_REQUIRED TASK_
Please list all lines of the material below in which the string "Mean" occurs.

_TASK DATA_
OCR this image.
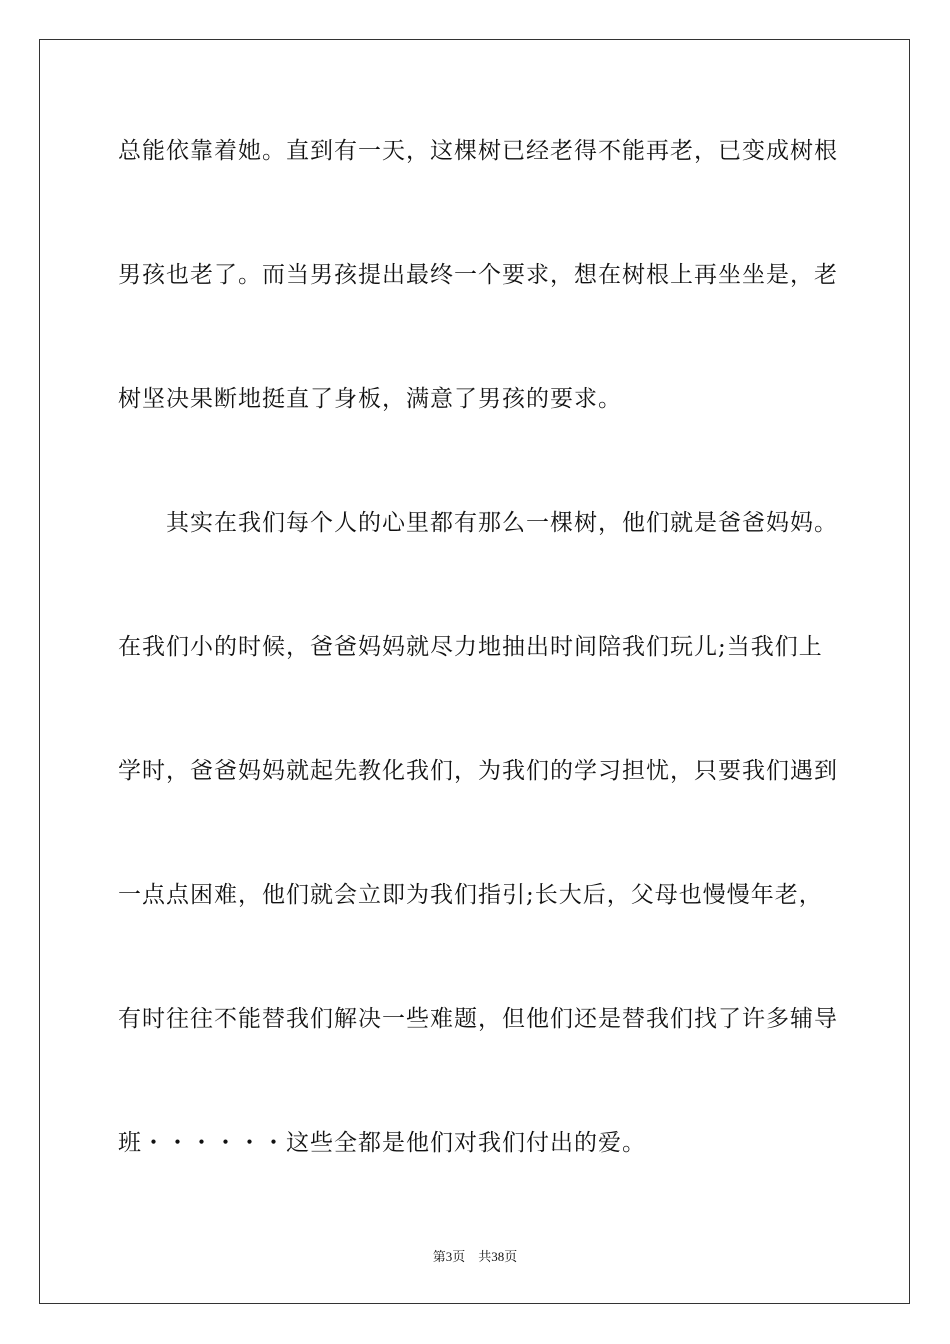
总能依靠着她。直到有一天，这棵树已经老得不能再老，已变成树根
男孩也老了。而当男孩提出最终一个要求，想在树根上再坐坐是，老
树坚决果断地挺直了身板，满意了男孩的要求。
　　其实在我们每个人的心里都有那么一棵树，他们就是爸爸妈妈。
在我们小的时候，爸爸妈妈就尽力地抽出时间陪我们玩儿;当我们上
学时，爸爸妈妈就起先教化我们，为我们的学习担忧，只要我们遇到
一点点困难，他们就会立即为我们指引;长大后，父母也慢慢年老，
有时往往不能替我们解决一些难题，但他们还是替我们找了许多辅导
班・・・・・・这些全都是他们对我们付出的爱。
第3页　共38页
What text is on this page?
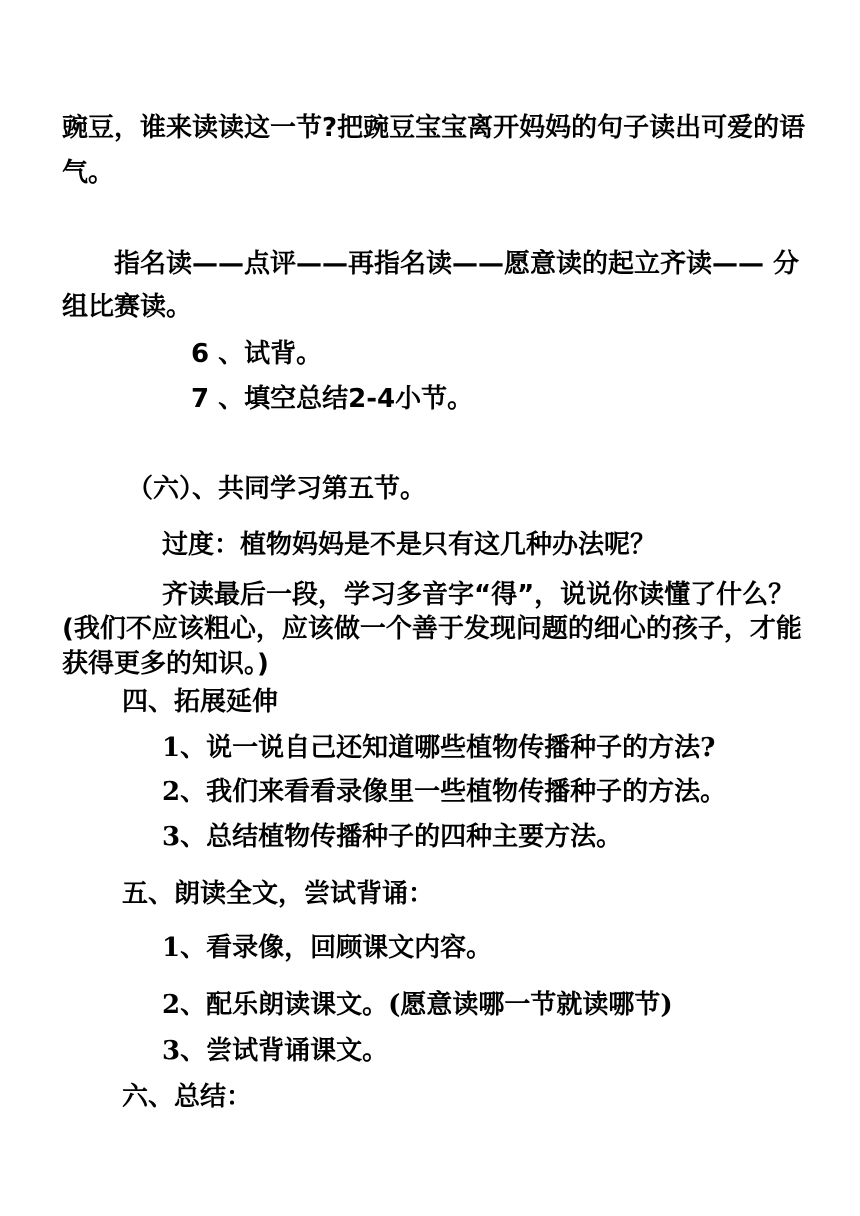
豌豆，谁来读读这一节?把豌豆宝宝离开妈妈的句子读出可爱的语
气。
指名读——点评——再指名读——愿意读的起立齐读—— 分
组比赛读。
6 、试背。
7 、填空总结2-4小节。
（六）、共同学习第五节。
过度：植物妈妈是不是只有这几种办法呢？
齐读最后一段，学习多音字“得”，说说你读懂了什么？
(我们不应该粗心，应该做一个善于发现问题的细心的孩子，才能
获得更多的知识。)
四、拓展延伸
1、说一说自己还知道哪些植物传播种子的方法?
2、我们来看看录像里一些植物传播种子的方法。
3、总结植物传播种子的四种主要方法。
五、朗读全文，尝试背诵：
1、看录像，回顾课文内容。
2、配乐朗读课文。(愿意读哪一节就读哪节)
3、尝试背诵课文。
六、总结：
* * *
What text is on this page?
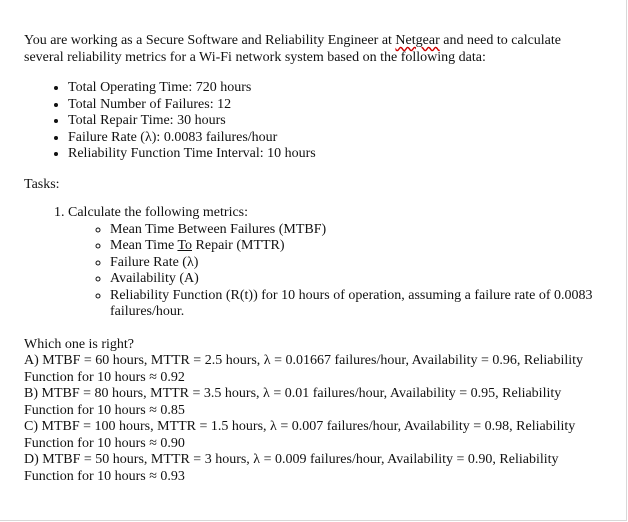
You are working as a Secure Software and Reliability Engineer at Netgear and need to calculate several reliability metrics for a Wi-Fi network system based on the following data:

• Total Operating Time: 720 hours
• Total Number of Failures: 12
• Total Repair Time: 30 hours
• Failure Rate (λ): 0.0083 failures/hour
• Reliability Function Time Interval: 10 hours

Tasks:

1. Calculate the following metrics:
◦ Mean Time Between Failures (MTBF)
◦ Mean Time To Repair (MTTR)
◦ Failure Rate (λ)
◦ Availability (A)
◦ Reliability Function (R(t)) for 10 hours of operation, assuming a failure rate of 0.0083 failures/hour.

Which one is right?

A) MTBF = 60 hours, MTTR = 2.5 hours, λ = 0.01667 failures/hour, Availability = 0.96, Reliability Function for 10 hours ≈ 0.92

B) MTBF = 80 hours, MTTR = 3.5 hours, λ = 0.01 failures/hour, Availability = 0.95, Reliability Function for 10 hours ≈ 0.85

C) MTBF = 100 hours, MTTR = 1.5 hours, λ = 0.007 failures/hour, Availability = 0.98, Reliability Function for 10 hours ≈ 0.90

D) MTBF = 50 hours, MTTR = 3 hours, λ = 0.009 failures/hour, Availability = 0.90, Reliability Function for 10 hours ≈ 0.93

_SOLUTION_
◦ Mean Time Between Failures (MTBF)
◦ Mean Time To Repair (MTTR)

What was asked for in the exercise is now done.